• **THE REQUEST**
Please transcribe the data below exactly. Leave the pictures out.

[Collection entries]
════
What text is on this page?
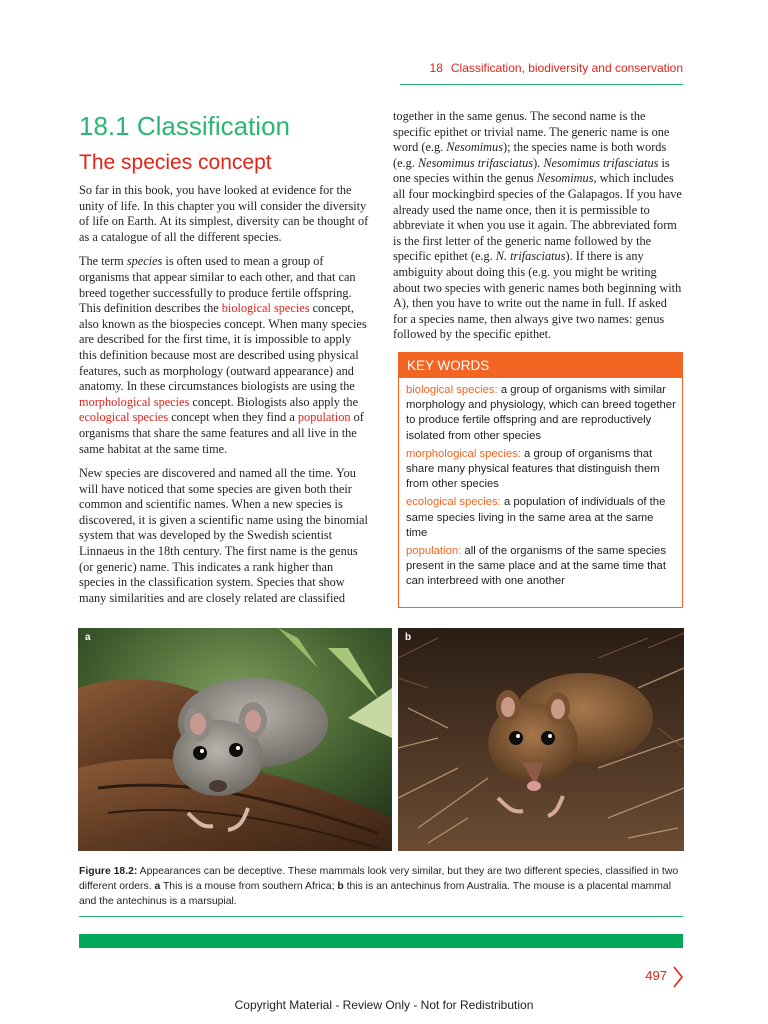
18 Classification, biodiversity and conservation
18.1 Classification
The species concept

So far in this book, you have looked at evidence for the unity of life. In this chapter you will consider the diversity of life on Earth. At its simplest, diversity can be thought of as a catalogue of all the different species.

The term species is often used to mean a group of organisms that appear similar to each other, and that can breed together successfully to produce fertile offspring. This definition describes the biological species concept, also known as the biospecies concept. When many species are described for the first time, it is impossible to apply this definition because most are described using physical features, such as morphology (outward appearance) and anatomy. In these circumstances biologists are using the morphological species concept. Biologists also apply the ecological species concept when they find a population of organisms that share the same features and all live in the same habitat at the same time.

New species are discovered and named all the time. You will have noticed that some species are given both their common and scientific names. When a new species is discovered, it is given a scientific name using the binomial system that was developed by the Swedish scientist Linnaeus in the 18th century. The first name is the genus (or generic) name. This indicates a rank higher than species in the classification system. Species that show many similarities and are closely related are classified

together in the same genus. The second name is the specific epithet or trivial name. The generic name is one word (e.g. Nesomimus); the species name is both words (e.g. Nesomimus trifasciatus). Nesomimus trifasciatus is one species within the genus Nesomimus, which includes all four mockingbird species of the Galapagos. If you have already used the name once, then it is permissible to abbreviate it when you use it again. The abbreviated form is the first letter of the generic name followed by the specific epithet (e.g. N. trifasciatus). If there is any ambiguity about doing this (e.g. you might be writing about two species with generic names both beginning with A), then you have to write out the name in full. If asked for a species name, then always give two names: genus followed by the specific epithet.

KEY WORDS
biological species: a group of organisms with similar morphology and physiology, which can breed together to produce fertile offspring and are reproductively isolated from other species
morphological species: a group of organisms that share many physical features that distinguish them from other species
ecological species: a population of individuals of the same species living in the same area at the same time
population: all of the organisms of the same species present in the same place and at the same time that can interbreed with one another
a	b
Figure 18.2: Appearances can be deceptive. These mammals look very similar, but they are two different species, classified in two different orders. a This is a mouse from southern Africa; b this is an antechinus from Australia. The mouse is a placental mammal and the antechinus is a marsupial.
497
Copyright Material - Review Only - Not for Redistribution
════
• **WORKED ANSWER**
What text is on this page?
18 Classification, biodiversity and conservation
18.1 Classification
The species concept

So far in this book, you have looked at evidence for the unity of life. In this chapter you will consider the diversity of life on Earth. At its simplest, diversity can be thought of as a catalogue of all the different species.

The term species is often used to mean a group of organisms that appear similar to each other, and that can breed together successfully to produce fertile offspring. This definition describes the biological species concept, also known as the biospecies concept. When many species are described for the first time, it is impossible to apply this definition because most are described using physical features, such as morphology (outward appearance) and anatomy. In these circumstances biologists are using the morphological species concept. Biologists also apply the ecological species concept when they find a population of organisms that share the same features and all live in the same habitat at the same time.

New species are discovered and named all the time. You will have noticed that some species are given both their common and scientific names. When a new species is discovered, it is given a scientific name using the binomial system that was developed by the Swedish scientist Linnaeus in the 18th century. The first name is the genus (or generic) name. This indicates a rank higher than species in the classification system. Species that show many similarities and are closely related are classified

together in the same genus. The second name is the specific epithet or trivial name. The generic name is one word (e.g. Nesomimus); the species name is both words (e.g. Nesomimus trifasciatus). Nesomimus trifasciatus is one species within the genus Nesomimus, which includes all four mockingbird species of the Galapagos. If you have already used the name once, then it is permissible to abbreviate it when you use it again. The abbreviated form is the first letter of the generic name followed by the specific epithet (e.g. N. trifasciatus). If there is any ambiguity about doing this (e.g. you might be writing about two species with generic names both beginning with A), then you have to write out the name in full. If asked for a species name, then always give two names: genus followed by the specific epithet.

KEY WORDS
biological species: a group of organisms with similar morphology and physiology, which can breed together to produce fertile offspring and are reproductively isolated from other species
morphological species: a group of organisms that share many physical features that distinguish them from other species
ecological species: a population of individuals of the same species living in the same area at the same time
population: all of the organisms of the same species present in the same place and at the same time that can interbreed with one another
a	b
Figure 18.2: Appearances can be deceptive. These mammals look very similar, but they are two different species, classified in two different orders. a This is a mouse from southern Africa; b this is an antechinus from Australia. The mouse is a placental mammal and the antechinus is a marsupial.
497
Copyright Material - Review Only - Not for Redistribution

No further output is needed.